Given records ::
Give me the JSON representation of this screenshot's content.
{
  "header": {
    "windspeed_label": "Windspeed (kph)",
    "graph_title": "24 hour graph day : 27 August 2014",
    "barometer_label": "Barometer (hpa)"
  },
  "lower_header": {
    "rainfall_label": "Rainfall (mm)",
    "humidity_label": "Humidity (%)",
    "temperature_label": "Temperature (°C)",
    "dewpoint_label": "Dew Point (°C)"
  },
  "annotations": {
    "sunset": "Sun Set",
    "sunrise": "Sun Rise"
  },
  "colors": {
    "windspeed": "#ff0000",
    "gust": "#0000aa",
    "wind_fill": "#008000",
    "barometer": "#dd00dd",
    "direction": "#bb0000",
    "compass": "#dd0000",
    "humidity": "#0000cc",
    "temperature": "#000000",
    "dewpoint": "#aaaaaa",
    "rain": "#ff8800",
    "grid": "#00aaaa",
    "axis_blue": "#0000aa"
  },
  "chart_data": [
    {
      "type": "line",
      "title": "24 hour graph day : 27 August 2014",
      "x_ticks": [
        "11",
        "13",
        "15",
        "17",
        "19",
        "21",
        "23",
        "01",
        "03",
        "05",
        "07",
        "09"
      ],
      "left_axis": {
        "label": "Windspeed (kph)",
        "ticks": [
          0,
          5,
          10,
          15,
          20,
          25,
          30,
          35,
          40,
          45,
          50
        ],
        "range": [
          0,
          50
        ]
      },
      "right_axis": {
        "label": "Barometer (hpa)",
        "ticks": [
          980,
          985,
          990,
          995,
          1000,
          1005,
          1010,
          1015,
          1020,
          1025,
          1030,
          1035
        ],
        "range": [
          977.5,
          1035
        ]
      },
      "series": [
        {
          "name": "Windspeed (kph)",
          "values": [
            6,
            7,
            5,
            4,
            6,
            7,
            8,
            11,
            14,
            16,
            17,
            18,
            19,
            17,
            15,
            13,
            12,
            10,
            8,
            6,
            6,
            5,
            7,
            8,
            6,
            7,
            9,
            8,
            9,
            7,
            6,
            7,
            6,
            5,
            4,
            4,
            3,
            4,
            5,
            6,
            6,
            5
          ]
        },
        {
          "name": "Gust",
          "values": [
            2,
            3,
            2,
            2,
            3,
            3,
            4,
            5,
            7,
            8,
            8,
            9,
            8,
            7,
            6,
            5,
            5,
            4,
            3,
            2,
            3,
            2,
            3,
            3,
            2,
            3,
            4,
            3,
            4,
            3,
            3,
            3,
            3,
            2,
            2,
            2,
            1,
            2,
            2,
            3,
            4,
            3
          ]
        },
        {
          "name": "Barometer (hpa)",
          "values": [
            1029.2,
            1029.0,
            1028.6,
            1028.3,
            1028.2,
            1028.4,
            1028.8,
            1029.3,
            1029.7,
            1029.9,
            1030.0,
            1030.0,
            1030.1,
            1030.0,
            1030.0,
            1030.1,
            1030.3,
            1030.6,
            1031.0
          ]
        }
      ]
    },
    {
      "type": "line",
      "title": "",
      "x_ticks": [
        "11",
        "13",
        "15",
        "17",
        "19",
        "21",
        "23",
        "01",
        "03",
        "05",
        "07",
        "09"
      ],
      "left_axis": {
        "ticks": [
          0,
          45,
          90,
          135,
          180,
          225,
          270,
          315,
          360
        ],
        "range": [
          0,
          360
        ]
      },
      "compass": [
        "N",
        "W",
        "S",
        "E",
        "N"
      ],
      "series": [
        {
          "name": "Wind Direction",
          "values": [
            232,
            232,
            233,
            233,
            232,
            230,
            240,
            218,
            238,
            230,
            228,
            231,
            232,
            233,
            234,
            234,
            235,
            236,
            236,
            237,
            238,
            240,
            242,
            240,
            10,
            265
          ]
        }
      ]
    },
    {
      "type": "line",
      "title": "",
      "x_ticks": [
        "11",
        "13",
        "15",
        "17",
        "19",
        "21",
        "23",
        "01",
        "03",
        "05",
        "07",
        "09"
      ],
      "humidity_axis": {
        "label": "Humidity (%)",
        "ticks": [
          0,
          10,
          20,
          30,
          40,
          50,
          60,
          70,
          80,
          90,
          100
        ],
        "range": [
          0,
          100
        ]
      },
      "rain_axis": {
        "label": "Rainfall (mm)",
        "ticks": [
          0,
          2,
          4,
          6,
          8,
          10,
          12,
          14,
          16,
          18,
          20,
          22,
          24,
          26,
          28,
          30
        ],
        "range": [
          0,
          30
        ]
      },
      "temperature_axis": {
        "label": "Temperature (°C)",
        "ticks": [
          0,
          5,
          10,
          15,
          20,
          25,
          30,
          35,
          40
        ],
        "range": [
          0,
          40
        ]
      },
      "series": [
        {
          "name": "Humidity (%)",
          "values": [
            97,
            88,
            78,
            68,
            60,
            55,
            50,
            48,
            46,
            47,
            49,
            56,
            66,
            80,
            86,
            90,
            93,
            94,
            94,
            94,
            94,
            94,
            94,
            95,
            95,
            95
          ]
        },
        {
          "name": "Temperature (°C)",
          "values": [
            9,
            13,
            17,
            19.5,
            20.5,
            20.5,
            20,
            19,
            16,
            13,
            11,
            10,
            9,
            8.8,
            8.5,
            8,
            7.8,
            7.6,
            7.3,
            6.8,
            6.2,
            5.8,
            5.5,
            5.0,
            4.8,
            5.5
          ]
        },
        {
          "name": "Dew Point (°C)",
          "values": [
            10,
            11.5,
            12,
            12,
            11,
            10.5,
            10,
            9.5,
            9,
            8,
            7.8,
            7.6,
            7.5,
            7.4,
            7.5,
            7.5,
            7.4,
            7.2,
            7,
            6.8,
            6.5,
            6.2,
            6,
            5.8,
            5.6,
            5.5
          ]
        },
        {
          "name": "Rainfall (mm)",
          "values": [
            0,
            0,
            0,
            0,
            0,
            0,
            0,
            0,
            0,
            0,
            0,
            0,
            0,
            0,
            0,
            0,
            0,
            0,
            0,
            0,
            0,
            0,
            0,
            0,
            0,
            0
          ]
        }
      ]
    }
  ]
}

Exercise requirements :: Locate the word "August" in the data above. Copy every line carrying it.

Solved problem ::
    "graph_title": "24 hour graph day : 27 August 2014",
      "title": "24 hour graph day : 27 August 2014",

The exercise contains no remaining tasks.